GIVEN REQUEST:
Copy every line of the data that contains the string "为天下储人才".
━━ EXCERPTED DATA
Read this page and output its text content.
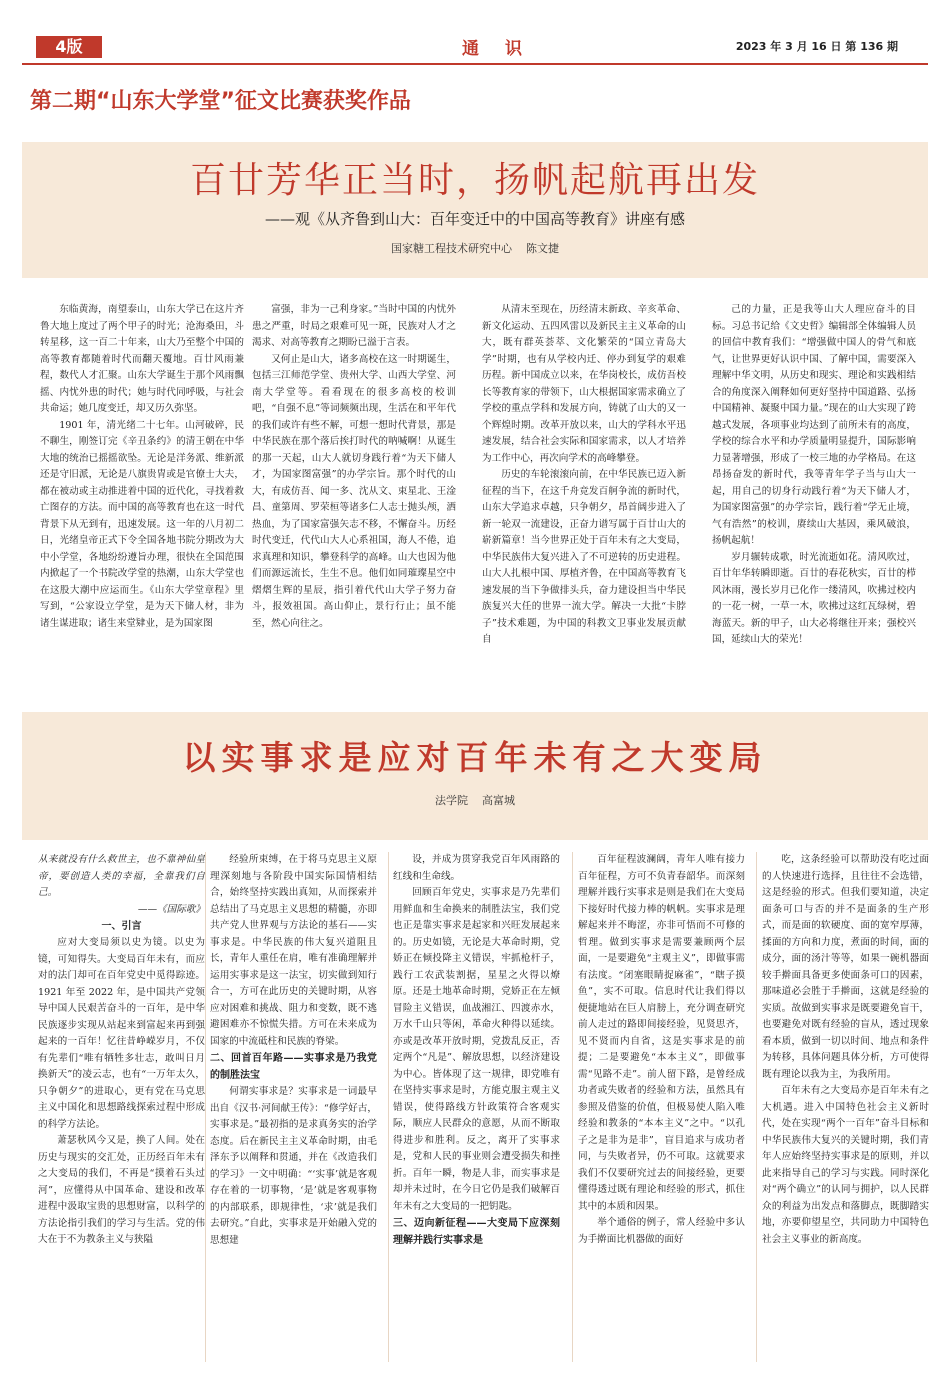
4版	通 识	2023 年 3 月 16 日 第 136 期
第二期“山东大学堂”征文比赛获奖作品
百廿芳华正当时，扬帆起航再出发
——观《从齐鲁到山大：百年变迁中的中国高等教育》讲座有感
国家糖工程技术研究中心    陈文捷

东临黄海，南望泰山，山东大学已在这片齐鲁大地上度过了两个甲子的时光；沧海桑田，斗转星移，这一百二十年来，山大乃至整个中国的高等教育都随着时代而翻天覆地。百廿风雨兼程，数代人才汇聚。山东大学诞生于那个风雨飘摇、内忧外患的时代；她与时代同呼吸，与社会共命运；她几度变迁，却又历久弥坚。

1901 年，清光绪二十七年。山河破碎，民不聊生，刚签订完《辛丑条约》的清王朝在中华大地的统治已摇摇欲坠。无论是洋务派、维新派还是守旧派，无论是八旗贵胄或是官僚士大夫，都在被动或主动推进着中国的近代化，寻找着救亡图存的方法。而中国的高等教育也在这一时代背景下从无到有，迅速发展。这一年的八月初二日，光绪皇帝正式下令全国各地书院分期改为大中小学堂，各地纷纷遵旨办理，很快在全国范围内掀起了一个书院改学堂的热潮，山东大学堂也在这股大潮中应运而生。《山东大学堂章程》里写到，“公家设立学堂，是为天下储人材，非为诸生谋进取；诸生来堂肄业，是为国家图

富强，非为一己利身家。”当时中国的内忧外患之严重，时局之艰难可见一斑，民族对人才之渴求、对高等教育之期盼已溢于言表。

又何止是山大，诸多高校在这一时期诞生，包括三江师范学堂、贵州大学、山西大学堂、河南大学堂等。看看现在的很多高校的校训吧，“自强不息”等词频频出现，生活在和平年代的我们或许有些不解，可想一想时代背景，那是中华民族在那个落后挨打时代的呐喊啊！从诞生的那一天起，山大人就切身践行着“为天下储人才，为国家图富强”的办学宗旨。那个时代的山大，有成仿吾、闻一多、沈从文、束星北、王淦昌、童第周、罗荣桓等诸多仁人志士抛头颅，洒热血，为了国家富强矢志不移，不懈奋斗。历经时代变迁，代代山大人心系祖国，海人不倦，追求真理和知识，攀登科学的高峰。山大也因为他们而源远流长，生生不息。他们如同璀璨星空中熠熠生辉的星辰，指引着代代山大学子努力奋斗，报效祖国。高山仰止，景行行止；虽不能至，然心向往之。

从清末至现在，历经清末新政、辛亥革命、新文化运动、五四风雷以及新民主主义革命的山大，既有群英荟萃、文化繁荣的“国立青岛大学”时期，也有从学校内迁、停办到复学的艰难历程。新中国成立以来，在华岗校长，成仿吾校长等教育家的带领下，山大根据国家需求确立了学校的重点学科和发展方向，铸就了山大的又一个辉煌时期。改革开放以来，山大的学科水平迅速发展，结合社会实际和国家需求，以人才培养为工作中心，再次向学术的高峰攀登。

历史的车轮滚滚向前，在中华民族已迈入新征程的当下，在这千舟竞发百舸争流的新时代，山东大学追求卓越，只争朝夕，昂首阔步进入了新一轮双一流建设，正奋力谱写属于百廿山大的崭新篇章！当今世界正处于百年未有之大变局，中华民族伟大复兴进入了不可逆转的历史进程。山大人扎根中国、厚植齐鲁，在中国高等教育飞速发展的当下争做排头兵，奋力建设担当中华民族复兴大任的世界一流大学。解决一大批“卡脖子”技术难题，为中国的科教文卫事业发展贡献自

己的力量，正是我等山大人理应奋斗的目标。习总书记给《文史哲》编辑部全体编辑人员的回信中教育我们：“增强做中国人的骨气和底气，让世界更好认识中国、了解中国，需要深入理解中华文明，从历史和现实、理论和实践相结合的角度深入阐释如何更好坚持中国道路、弘扬中国精神、凝聚中国力量。”现在的山大实现了跨越式发展，各项事业均达到了前所未有的高度，学校的综合水平和办学质量明显提升，国际影响力显著增强，形成了一校三地的办学格局。在这昂扬奋发的新时代，我等青年学子当与山大一起，用自己的切身行动践行着“为天下储人才，为国家图富强”的办学宗旨，践行着“学无止境，气有浩然”的校训，赓续山大基因，乘风破浪，扬帆起航！

岁月辗转成歌，时光流逝如花。清风吹过，百廿年华转瞬即逝。百廿的春花秋实，百廿的栉风沐雨，漫长岁月已化作一缕清风，吹拂过校内的一花一树，一草一木，吹拂过这红瓦绿树，碧海蓝天。新的甲子，山大必将继往开来；强校兴国，延续山大的荣光！

以实事求是应对百年未有之大变局
法学院    高富城

从来就没有什么救世主，也不靠神仙皇帝，要创造人类的幸福，全靠我们自己。

——《国际歌》

一、引言

应对大变局须以史为镜。以史为镜，可知得失。大变局百年未有，而应对的法门却可在百年党史中觅得踪迹。1921 年至 2022 年，是中国共产党领导中国人民艰苦奋斗的一百年，是中华民族逐步实现从站起来到富起来再到强起来的一百年！忆往昔峥嵘岁月，不仅有先辈们“唯有牺牲多壮志，敢叫日月换新天”的凌云志，也有“一万年太久，只争朝夕”的进取心，更有党在马克思主义中国化和思想路线探索过程中形成的科学方法论。

萧瑟秋风今又是，换了人间。处在历史与现实的交汇处，正历经百年未有之大变局的我们，不再是“摸着石头过河”，应懂得从中国革命、建设和改革进程中汲取宝贵的思想财富，以科学的方法论指引我们的学习与生活。党的伟大在于不为教条主义与狭隘

经验所束缚，在于将马克思主义原理深刻地与各阶段中国实际国情相结合，始终坚持实践出真知，从而探索并总结出了马克思主义思想的精髓，亦即共产党人世界观与方法论的基石——实事求是。中华民族的伟大复兴道阻且长，青年人重任在肩，唯有准确理解并运用实事求是这一法宝，切实做到知行合一，方可在此历史的关键时期，从容应对困难和挑战、阻力和变数，既不逃避困难亦不惊慌失措。方可在未来成为国家的中流砥柱和民族的脊梁。

二、回首百年路——实事求是乃我党的制胜法宝

何谓实事求是？实事求是一词最早出自《汉书·河间献王传》：“修学好古，实事求是。”最初指的是求真务实的治学态度。后在新民主主义革命时期，由毛泽东予以阐释和贯通，并在《改造我们的学习》一文中明确：“‘实事’就是客观存在着的一切事物，‘是’就是客观事物的内部联系，即规律性，‘求’就是我们去研究。”自此，实事求是开始融入党的思想建

设，并成为贯穿我党百年风雨路的红线和生命线。

回顾百年党史，实事求是乃先辈们用鲜血和生命换来的制胜法宝，我们党也正是靠实事求是起家和兴旺发展起来的。历史如镜，无论是大革命时期，党娇正在倾投降主义错误，牢抓枪杆子，践行工农武装割据，星星之火得以燎原。还是土地革命时期，党娇正在左倾冒险主义错误，血战湘江、四渡赤水，万水千山只等闲，革命火种得以延续。亦或是改革开放时期，党拨乱反正，否定两个“凡是”、解放思想，以经济建设为中心。皆体现了这一规律，即党唯有在坚持实事求是时，方能克服主观主义错误，使得路线方针政策符合客观实际，顺应人民群众的意愿，从而不断取得进步和胜利。反之，离开了实事求是，党和人民的事业则会遭受损失和挫折。百年一瞬，物是人非，而实事求是却并未过时，在今日它仍是我们破解百年未有之大变局的一把钥匙。

三、迈向新征程——大变局下应深刻理解并践行实事求是

百年征程波澜阔，青年人唯有接力百年征程，方可不负青春韶华。而深刻理解并践行实事求是则是我们在大变局下接好时代接力棒的帆帆。实事求是理解起来并不晦涩，亦非可悟而不可修的哲理。做到实事求是需要兼顾两个层面，一是要避免“主观主义”，即做事需有法度。“闭塞眼睛捉麻雀”，“瞎子摸鱼”，实不可取。信息时代让我们得以便捷地站在巨人肩膀上，充分调查研究前人走过的路即间接经验，见贤思齐，见不贤而内自省，这是实事求是的前提；二是要避免“本本主义”，即做事需“见路不走”。前人留下路，是曾经成功者或失败者的经验和方法，虽然具有参照及借鉴的价值，但极易使人陷入唯经验和教条的“本本主义”之中。“以孔子之是非为是非”，盲目追求与成功者同，与失败者异，仍不可取。这就要求我们不仅要研究过去的间接经验，更要懂得透过既有理论和经验的形式，抓住其中的本质和因果。

举个通俗的例子，常人经验中多认为手擀面比机器做的面好

吃，这条经验可以帮助没有吃过面的人快速进行选择，且往往不会选错，这是经验的形式。但我们要知道，决定面条可口与否的并不是面条的生产形式，而是面的软硬度、面的宽窄厚薄，揉面的方向和力度，煮面的时间，面的成分，面的汤汁等等，如果一碗机器面较手擀面具备更多使面条可口的因素，那味道必会胜于手擀面，这就是经验的实质。故做到实事求是既要避免盲干，也要避免对既有经验的盲从，透过现象看本质，做到一切以时间、地点和条件为转移，具体问题具体分析，方可使得既有理论以我为主，为我所用。

百年未有之大变局亦是百年未有之大机遇。进入中国特色社会主义新时代，处在实现“两个一百年”奋斗目标和中华民族伟大复兴的关键时期，我们青年人应始终坚持实事求是的原则，并以此来指导自己的学习与实践。同时深化对“两个确立”的认同与拥护，以人民群众的利益为出发点和落脚点，既脚踏实地，亦要仰望星空，共同助力中国特色社会主义事业的新高度。
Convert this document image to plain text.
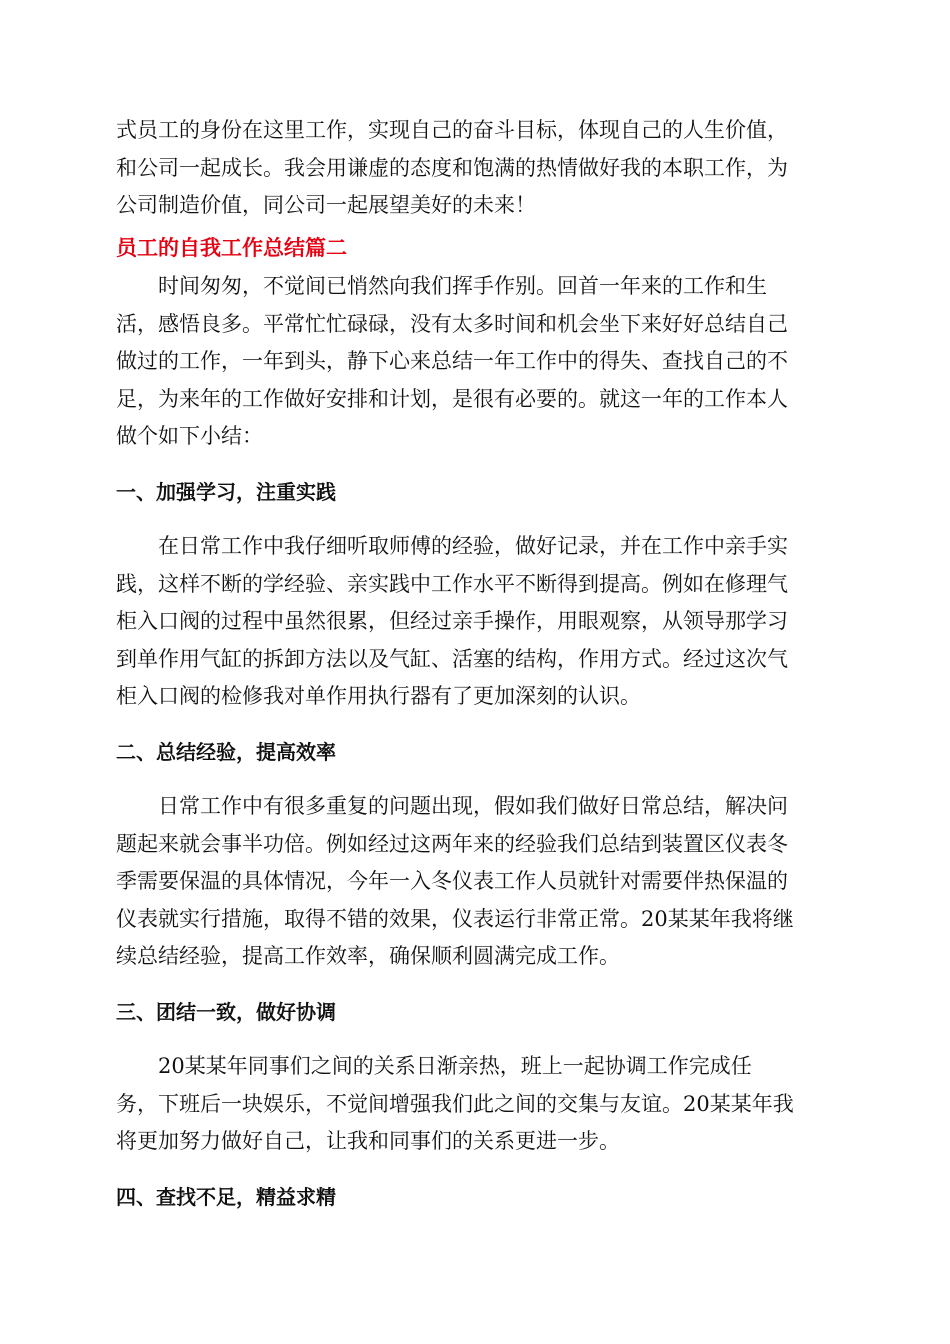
式员工的身份在这里工作，实现自己的奋斗目标，体现自己的人生价值，
和公司一起成长。我会用谦虚的态度和饱满的热情做好我的本职工作，为
公司制造价值，同公司一起展望美好的未来！
员工的自我工作总结篇二
时间匆匆，不觉间已悄然向我们挥手作别。回首一年来的工作和生
活，感悟良多。平常忙忙碌碌，没有太多时间和机会坐下来好好总结自己
做过的工作，一年到头，静下心来总结一年工作中的得失、查找自己的不
足，为来年的工作做好安排和计划，是很有必要的。就这一年的工作本人
做个如下小结：
一、加强学习，注重实践
在日常工作中我仔细听取师傅的经验，做好记录，并在工作中亲手实
践，这样不断的学经验、亲实践中工作水平不断得到提高。例如在修理气
柜入口阀的过程中虽然很累，但经过亲手操作，用眼观察，从领导那学习
到单作用气缸的拆卸方法以及气缸、活塞的结构，作用方式。经过这次气
柜入口阀的检修我对单作用执行器有了更加深刻的认识。
二、总结经验，提高效率
日常工作中有很多重复的问题出现，假如我们做好日常总结，解决问
题起来就会事半功倍。例如经过这两年来的经验我们总结到装置区仪表冬
季需要保温的具体情况，今年一入冬仪表工作人员就针对需要伴热保温的
仪表就实行措施，取得不错的效果，仪表运行非常正常。20某某年我将继
续总结经验，提高工作效率，确保顺利圆满完成工作。
三、团结一致，做好协调
20某某年同事们之间的关系日渐亲热，班上一起协调工作完成任
务，下班后一块娱乐，不觉间增强我们此之间的交集与友谊。20某某年我
将更加努力做好自己，让我和同事们的关系更进一步。
四、查找不足，精益求精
━━━━
WORKED SOLUTION:
又何止是山大，诸多高校在这一时期诞生，包括三江师范学堂、贵州大学、山西大学堂、河南大学堂等。看看现在的很多高校的校训吧，“自强不息”等词频频出现，生活在和平年代的我们或许有些不解，可想一想时代背景，那是中华民族在那个落后挨打时代的呐喊啊！从诞生的那一天起，山大人就切身践行着“为天下储人才，为国家图富强”的办学宗旨。那个时代的山大，有成仿吾、闻一多、沈从文、束星北、王淦昌、童第周、罗荣桓等诸多仁人志士抛头颅，洒热血，为了国家富强矢志不移，不懈奋斗。历经时代变迁，代代山大人心系祖国，海人不倦，追求真理和知识，攀登科学的高峰。山大也因为他们而源远流长，生生不息。他们如同璀璨星空中熠熠生辉的星辰，指引着代代山大学子努力奋斗，报效祖国。高山仰止，景行行止；虽不能至，然心向往之。
己的力量，正是我等山大人理应奋斗的目标。习总书记给《文史哲》编辑部全体编辑人员的回信中教育我们：“增强做中国人的骨气和底气，让世界更好认识中国、了解中国，需要深入理解中华文明，从历史和现实、理论和实践相结合的角度深入阐释如何更好坚持中国道路、弘扬中国精神、凝聚中国力量。”现在的山大实现了跨越式发展，各项事业均达到了前所未有的高度，学校的综合水平和办学质量明显提升，国际影响力显著增强，形成了一校三地的办学格局。在这昂扬奋发的新时代，我等青年学子当与山大一起，用自己的切身行动践行着“为天下储人才，为国家图富强”的办学宗旨，践行着“学无止境，气有浩然”的校训，赓续山大基因，乘风破浪，扬帆起航！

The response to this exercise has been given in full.